> [RECORDS FOR THIS TASK]:
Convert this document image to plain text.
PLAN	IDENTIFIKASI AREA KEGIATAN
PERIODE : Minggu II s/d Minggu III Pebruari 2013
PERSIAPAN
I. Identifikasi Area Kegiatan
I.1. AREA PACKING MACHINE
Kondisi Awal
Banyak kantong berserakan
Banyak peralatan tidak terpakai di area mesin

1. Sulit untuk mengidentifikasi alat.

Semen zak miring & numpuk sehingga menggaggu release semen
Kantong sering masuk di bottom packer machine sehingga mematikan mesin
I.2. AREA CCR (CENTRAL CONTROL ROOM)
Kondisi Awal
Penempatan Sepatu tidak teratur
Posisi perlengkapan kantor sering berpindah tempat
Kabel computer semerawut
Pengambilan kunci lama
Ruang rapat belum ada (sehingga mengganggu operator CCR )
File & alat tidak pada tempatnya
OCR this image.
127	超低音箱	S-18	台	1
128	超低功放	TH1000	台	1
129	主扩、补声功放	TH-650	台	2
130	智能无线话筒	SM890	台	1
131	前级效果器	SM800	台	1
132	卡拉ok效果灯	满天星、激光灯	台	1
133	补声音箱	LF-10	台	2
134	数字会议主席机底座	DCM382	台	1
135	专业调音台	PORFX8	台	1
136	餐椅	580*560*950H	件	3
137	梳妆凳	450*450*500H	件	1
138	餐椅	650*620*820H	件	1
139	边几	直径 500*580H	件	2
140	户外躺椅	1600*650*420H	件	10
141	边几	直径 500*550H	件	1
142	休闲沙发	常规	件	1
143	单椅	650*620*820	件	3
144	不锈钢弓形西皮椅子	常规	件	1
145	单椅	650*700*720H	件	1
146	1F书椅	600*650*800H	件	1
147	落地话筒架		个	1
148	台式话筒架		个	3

> [WHAT NEEDS TO BE DONE]: Could you quote, exactly as they appear, the line containing "OCR this image." and every line after it to the end of the records above?

> [RESPONSE FOR THIS EXERCISE]:
OCR this image.
127	超低音箱	S-18	台	1
128	超低功放	TH1000	台	1
129	主扩、补声功放	TH-650	台	2
130	智能无线话筒	SM890	台	1
131	前级效果器	SM800	台	1
132	卡拉ok效果灯	满天星、激光灯	台	1
133	补声音箱	LF-10	台	2
134	数字会议主席机底座	DCM382	台	1
135	专业调音台	PORFX8	台	1
136	餐椅	580*560*950H	件	3
137	梳妆凳	450*450*500H	件	1
138	餐椅	650*620*820H	件	1
139	边几	直径 500*580H	件	2
140	户外躺椅	1600*650*420H	件	10
141	边几	直径 500*550H	件	1
142	休闲沙发	常规	件	1
143	单椅	650*620*820	件	3
144	不锈钢弓形西皮椅子	常规	件	1
145	单椅	650*700*720H	件	1
146	1F书椅	600*650*800H	件	1
147	落地话筒架		个	1
148	台式话筒架		个	3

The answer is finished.